_Records that describe figures_

»»

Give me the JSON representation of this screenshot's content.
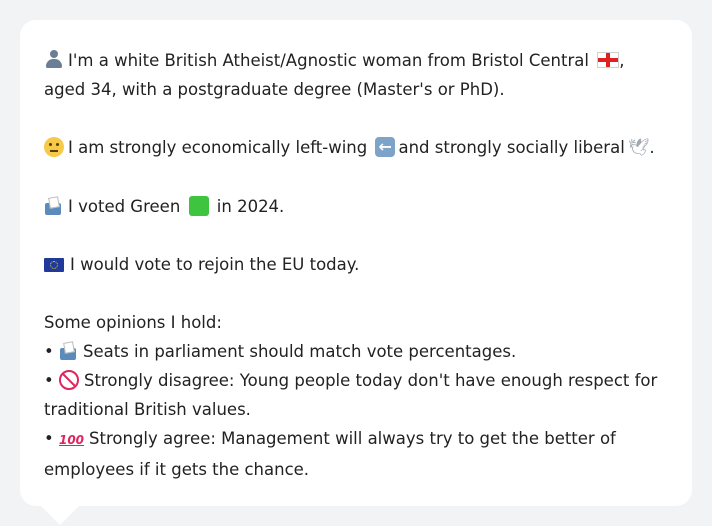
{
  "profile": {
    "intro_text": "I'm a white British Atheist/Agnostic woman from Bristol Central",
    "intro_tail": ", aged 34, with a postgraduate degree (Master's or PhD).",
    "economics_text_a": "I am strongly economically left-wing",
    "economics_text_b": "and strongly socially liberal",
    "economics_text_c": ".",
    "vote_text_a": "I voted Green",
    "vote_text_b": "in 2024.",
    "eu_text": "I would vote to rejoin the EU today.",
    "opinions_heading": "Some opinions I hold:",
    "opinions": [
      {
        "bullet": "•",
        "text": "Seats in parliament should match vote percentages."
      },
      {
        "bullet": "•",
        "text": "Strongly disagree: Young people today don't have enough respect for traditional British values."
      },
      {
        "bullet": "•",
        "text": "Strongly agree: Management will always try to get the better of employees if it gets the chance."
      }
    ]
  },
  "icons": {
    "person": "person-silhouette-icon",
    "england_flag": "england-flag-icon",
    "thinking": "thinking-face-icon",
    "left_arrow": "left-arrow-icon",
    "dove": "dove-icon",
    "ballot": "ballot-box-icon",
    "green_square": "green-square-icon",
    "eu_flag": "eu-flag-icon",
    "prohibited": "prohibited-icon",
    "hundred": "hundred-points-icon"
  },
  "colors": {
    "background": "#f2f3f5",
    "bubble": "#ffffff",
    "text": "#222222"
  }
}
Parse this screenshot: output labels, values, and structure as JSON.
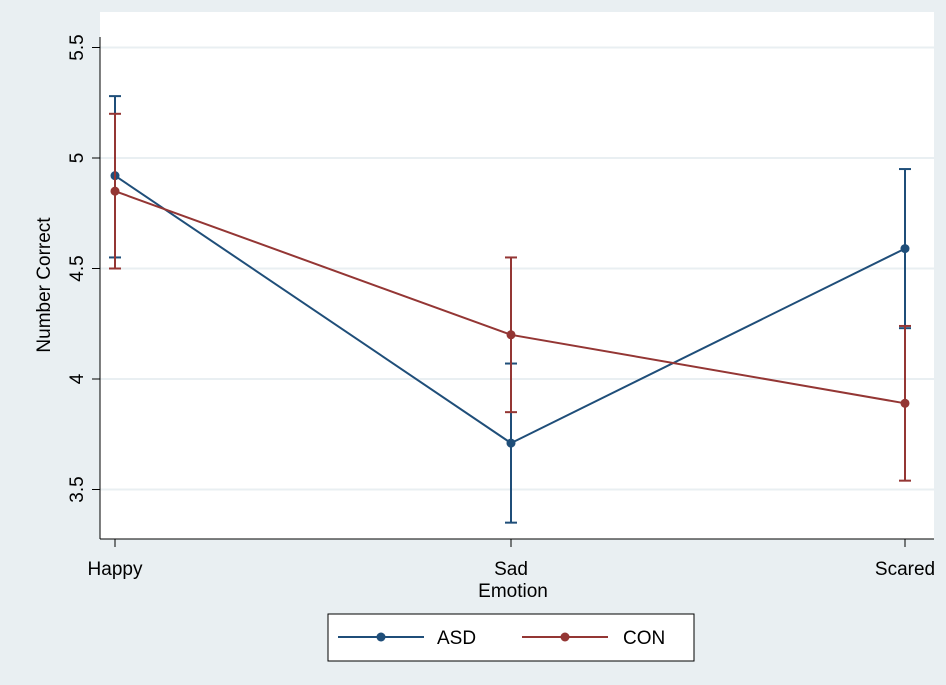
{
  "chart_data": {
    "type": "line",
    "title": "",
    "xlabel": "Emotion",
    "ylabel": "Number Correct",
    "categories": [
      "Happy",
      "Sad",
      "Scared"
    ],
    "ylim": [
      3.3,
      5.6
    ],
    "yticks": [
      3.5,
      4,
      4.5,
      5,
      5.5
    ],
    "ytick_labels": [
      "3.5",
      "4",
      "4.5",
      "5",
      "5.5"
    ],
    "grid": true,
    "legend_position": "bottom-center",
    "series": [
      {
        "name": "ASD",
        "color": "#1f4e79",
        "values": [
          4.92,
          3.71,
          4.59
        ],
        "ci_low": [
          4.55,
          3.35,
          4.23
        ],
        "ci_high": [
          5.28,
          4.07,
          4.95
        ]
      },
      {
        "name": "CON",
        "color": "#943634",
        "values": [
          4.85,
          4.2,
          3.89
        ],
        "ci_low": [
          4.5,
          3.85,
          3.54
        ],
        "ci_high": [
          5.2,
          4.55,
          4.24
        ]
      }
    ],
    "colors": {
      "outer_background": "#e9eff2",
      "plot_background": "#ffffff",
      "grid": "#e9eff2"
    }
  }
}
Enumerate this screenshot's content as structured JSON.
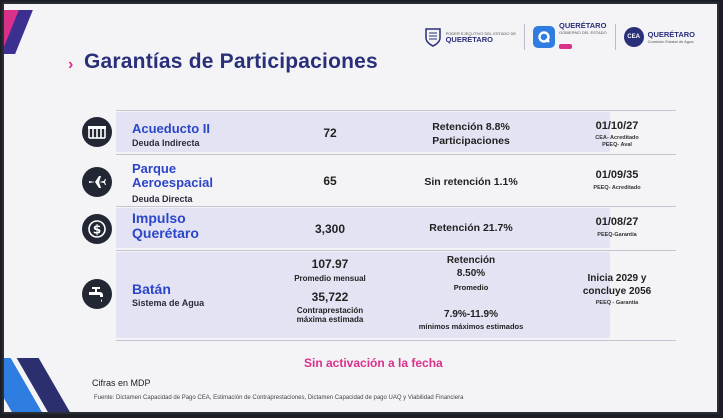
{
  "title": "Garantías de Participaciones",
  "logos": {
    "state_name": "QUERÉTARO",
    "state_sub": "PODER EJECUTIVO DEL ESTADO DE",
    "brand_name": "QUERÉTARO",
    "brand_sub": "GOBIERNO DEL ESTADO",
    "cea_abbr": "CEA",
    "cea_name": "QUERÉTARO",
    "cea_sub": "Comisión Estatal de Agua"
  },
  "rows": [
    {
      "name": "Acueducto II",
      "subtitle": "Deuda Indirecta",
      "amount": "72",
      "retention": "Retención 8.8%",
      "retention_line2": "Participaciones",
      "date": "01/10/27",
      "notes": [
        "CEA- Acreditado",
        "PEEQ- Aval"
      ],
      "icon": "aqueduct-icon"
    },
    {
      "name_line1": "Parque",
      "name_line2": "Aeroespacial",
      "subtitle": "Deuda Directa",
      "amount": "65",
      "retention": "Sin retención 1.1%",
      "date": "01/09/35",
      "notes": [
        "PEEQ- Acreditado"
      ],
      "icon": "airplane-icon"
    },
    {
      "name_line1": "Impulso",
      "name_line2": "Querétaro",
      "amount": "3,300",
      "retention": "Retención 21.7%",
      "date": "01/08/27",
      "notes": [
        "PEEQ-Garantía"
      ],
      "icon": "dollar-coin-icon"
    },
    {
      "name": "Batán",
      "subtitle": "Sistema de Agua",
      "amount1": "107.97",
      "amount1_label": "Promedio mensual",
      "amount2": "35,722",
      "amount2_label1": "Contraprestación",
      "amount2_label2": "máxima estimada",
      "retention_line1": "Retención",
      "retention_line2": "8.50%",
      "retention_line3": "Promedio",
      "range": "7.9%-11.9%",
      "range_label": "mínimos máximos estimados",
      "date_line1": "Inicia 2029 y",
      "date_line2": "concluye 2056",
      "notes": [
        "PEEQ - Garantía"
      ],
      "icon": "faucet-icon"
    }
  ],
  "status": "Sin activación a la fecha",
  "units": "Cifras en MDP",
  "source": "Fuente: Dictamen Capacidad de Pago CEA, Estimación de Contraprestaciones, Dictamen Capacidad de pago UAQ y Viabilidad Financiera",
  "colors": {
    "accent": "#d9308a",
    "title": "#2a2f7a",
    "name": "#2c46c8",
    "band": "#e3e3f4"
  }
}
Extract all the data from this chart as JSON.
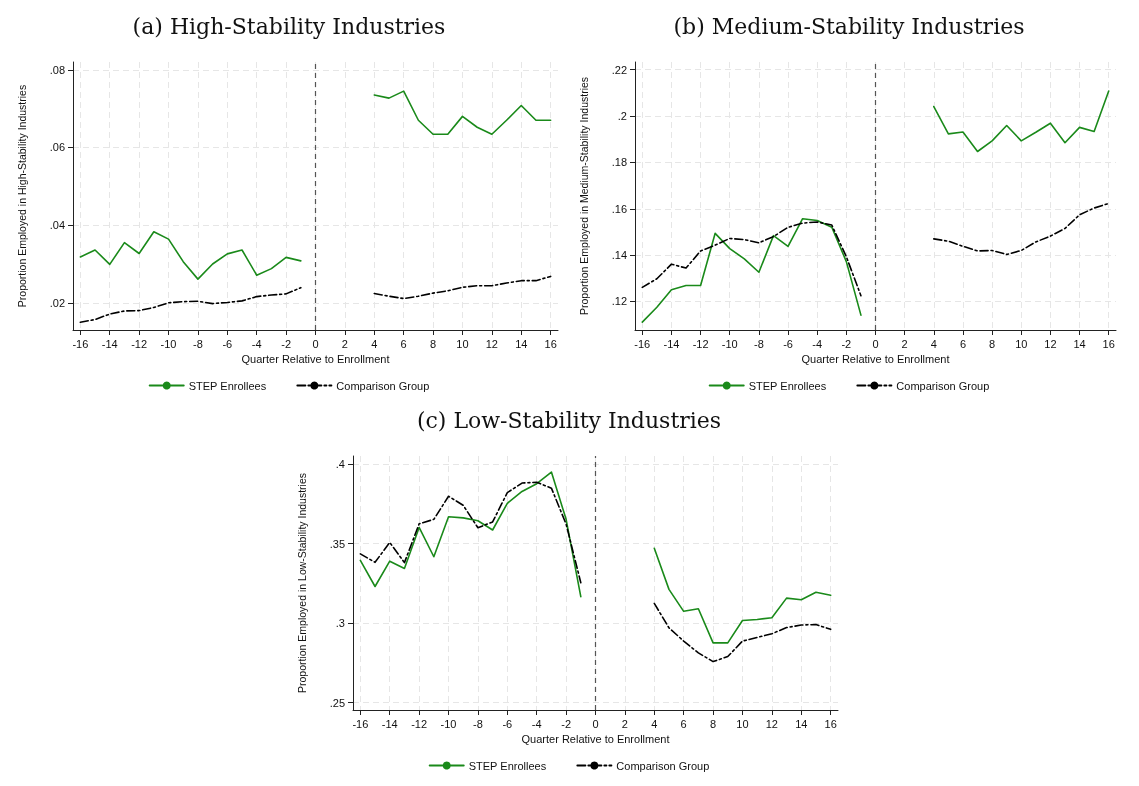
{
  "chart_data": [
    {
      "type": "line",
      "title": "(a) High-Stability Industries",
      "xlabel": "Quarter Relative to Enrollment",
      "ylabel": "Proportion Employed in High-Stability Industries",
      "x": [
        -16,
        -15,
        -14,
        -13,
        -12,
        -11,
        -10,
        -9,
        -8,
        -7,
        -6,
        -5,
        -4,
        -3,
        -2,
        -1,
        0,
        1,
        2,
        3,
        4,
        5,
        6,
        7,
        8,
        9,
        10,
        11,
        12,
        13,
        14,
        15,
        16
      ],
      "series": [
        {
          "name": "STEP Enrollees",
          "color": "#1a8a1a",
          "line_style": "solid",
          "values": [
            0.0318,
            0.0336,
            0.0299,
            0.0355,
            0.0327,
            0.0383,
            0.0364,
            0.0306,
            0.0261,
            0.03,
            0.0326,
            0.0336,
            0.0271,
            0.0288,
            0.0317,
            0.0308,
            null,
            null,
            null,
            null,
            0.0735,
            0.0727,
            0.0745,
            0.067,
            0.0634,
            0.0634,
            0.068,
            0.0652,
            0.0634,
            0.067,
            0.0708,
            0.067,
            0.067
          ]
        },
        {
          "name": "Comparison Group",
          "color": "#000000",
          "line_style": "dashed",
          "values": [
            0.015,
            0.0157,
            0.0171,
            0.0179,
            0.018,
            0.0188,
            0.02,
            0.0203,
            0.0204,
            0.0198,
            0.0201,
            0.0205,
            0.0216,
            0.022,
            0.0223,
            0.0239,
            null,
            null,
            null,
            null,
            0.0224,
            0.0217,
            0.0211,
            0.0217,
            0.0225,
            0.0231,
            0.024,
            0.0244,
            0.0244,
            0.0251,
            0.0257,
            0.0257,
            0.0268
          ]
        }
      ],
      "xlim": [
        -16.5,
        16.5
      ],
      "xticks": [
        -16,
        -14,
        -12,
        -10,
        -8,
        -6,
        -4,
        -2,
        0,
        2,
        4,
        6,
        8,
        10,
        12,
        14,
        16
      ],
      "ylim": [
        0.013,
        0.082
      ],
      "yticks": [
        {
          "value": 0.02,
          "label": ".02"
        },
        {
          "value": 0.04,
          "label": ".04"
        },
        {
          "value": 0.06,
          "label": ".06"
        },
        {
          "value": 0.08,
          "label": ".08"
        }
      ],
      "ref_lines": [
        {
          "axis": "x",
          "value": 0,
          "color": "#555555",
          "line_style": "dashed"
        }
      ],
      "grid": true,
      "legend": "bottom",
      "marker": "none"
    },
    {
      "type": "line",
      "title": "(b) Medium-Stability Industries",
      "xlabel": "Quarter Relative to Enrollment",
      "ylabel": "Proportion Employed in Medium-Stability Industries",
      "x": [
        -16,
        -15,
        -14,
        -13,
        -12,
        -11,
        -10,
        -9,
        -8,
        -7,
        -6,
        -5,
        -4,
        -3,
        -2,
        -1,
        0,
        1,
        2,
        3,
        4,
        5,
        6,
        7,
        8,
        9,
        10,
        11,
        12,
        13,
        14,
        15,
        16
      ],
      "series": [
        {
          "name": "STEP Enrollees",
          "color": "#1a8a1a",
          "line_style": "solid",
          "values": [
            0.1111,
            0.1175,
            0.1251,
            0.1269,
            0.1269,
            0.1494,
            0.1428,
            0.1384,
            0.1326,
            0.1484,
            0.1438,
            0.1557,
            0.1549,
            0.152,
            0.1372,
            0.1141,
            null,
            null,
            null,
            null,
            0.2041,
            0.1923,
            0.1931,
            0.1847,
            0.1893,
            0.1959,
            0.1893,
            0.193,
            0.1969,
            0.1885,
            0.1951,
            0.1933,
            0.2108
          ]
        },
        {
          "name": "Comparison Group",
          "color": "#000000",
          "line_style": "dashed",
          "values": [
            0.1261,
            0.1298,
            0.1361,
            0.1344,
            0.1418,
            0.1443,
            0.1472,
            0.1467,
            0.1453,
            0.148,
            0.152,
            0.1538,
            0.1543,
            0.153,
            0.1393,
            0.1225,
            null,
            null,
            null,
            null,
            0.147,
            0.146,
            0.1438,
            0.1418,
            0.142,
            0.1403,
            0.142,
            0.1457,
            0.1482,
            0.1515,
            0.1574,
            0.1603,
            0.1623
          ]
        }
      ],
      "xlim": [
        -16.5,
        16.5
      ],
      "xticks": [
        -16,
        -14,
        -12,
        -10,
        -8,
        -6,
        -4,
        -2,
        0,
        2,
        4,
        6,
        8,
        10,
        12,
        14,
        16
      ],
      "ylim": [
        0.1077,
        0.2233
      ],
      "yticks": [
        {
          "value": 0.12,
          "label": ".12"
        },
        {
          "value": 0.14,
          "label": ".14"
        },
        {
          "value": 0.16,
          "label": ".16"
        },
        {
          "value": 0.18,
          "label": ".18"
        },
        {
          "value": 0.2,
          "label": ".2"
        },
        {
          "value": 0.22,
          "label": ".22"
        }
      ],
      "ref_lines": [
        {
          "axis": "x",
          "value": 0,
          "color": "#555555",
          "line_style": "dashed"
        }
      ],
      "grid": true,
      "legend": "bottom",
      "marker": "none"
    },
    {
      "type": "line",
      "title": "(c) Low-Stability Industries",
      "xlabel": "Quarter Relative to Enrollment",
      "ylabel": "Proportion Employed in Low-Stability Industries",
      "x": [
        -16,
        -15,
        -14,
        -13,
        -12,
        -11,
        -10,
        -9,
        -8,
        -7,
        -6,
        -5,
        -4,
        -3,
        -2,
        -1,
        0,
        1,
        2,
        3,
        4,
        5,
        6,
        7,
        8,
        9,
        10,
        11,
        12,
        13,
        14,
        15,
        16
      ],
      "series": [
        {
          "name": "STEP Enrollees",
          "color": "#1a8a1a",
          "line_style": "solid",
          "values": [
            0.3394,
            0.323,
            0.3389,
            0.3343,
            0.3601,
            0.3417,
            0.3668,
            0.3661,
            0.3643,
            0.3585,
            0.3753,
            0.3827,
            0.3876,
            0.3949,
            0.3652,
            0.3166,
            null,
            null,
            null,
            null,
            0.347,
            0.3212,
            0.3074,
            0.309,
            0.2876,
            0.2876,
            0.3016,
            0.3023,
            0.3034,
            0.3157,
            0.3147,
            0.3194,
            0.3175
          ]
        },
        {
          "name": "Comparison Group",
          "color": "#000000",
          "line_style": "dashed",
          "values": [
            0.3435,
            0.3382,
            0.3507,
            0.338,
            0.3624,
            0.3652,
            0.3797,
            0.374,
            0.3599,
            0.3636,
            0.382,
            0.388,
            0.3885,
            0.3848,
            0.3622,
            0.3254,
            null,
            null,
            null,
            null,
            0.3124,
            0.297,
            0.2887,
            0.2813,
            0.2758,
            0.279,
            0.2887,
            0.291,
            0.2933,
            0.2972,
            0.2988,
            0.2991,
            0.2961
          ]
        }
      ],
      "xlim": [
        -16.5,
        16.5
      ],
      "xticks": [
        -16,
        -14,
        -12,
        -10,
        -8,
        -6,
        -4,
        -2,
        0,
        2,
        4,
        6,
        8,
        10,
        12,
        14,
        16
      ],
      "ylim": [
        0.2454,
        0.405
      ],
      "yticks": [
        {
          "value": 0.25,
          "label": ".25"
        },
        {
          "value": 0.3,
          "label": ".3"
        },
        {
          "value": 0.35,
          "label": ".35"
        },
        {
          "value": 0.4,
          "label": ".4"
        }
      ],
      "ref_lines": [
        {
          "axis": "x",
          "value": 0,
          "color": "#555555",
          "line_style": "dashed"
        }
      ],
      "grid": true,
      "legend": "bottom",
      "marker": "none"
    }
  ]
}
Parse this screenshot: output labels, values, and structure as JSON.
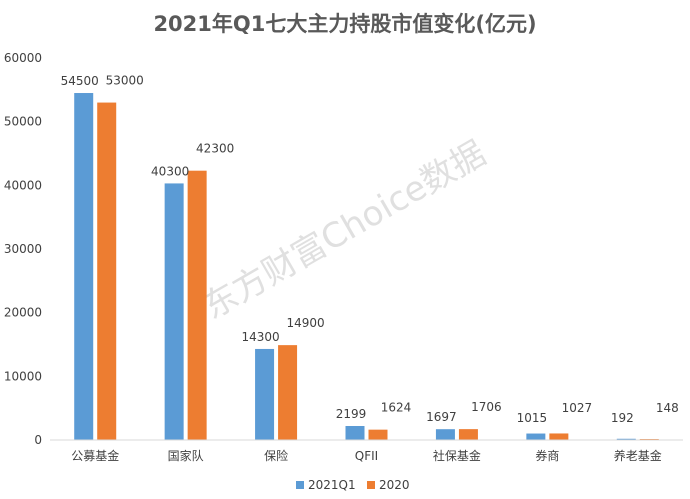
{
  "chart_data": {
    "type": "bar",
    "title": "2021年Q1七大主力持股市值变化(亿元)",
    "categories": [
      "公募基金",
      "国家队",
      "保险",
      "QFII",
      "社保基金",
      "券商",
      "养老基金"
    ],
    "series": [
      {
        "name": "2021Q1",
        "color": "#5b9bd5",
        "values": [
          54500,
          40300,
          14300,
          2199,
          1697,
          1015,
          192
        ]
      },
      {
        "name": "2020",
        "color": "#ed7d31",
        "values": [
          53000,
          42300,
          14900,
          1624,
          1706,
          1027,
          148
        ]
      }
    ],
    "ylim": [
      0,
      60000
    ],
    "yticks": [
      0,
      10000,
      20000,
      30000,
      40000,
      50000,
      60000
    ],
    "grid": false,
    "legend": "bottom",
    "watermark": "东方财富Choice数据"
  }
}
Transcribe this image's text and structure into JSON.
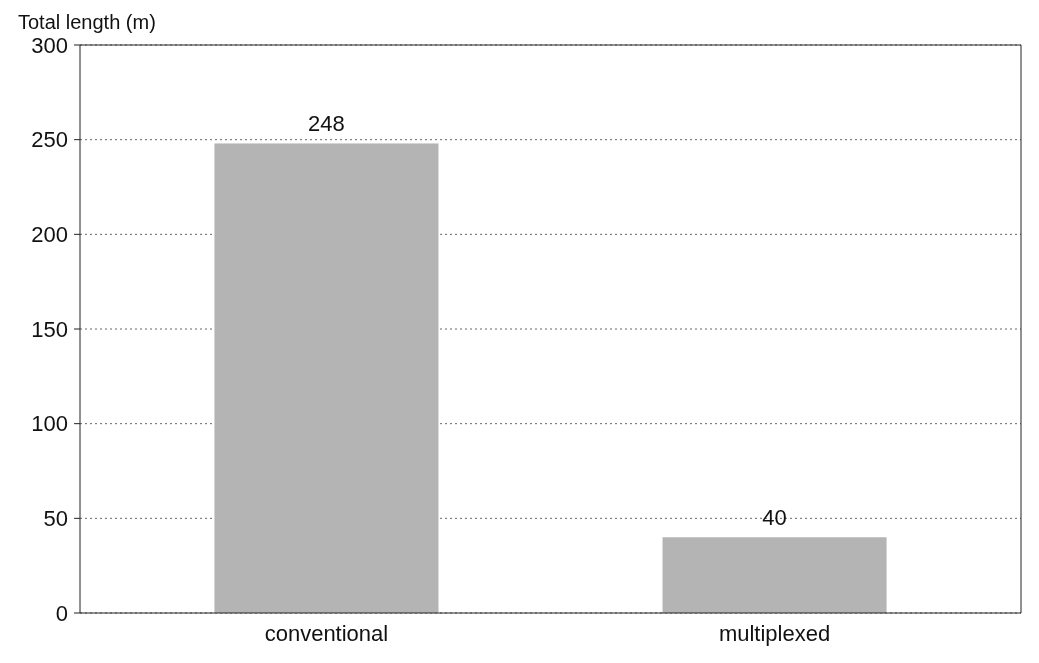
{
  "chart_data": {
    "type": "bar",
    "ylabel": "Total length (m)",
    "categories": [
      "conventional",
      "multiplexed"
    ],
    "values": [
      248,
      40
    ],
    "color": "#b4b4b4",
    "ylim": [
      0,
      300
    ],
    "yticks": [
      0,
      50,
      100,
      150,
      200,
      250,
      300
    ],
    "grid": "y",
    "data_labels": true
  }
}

««

_Work to complete_
All lines of the data above that include the word "ffffff" must be shown.

_Correct output_
    "bubble": "#ffffff",
      "plot_background": "#ffffff",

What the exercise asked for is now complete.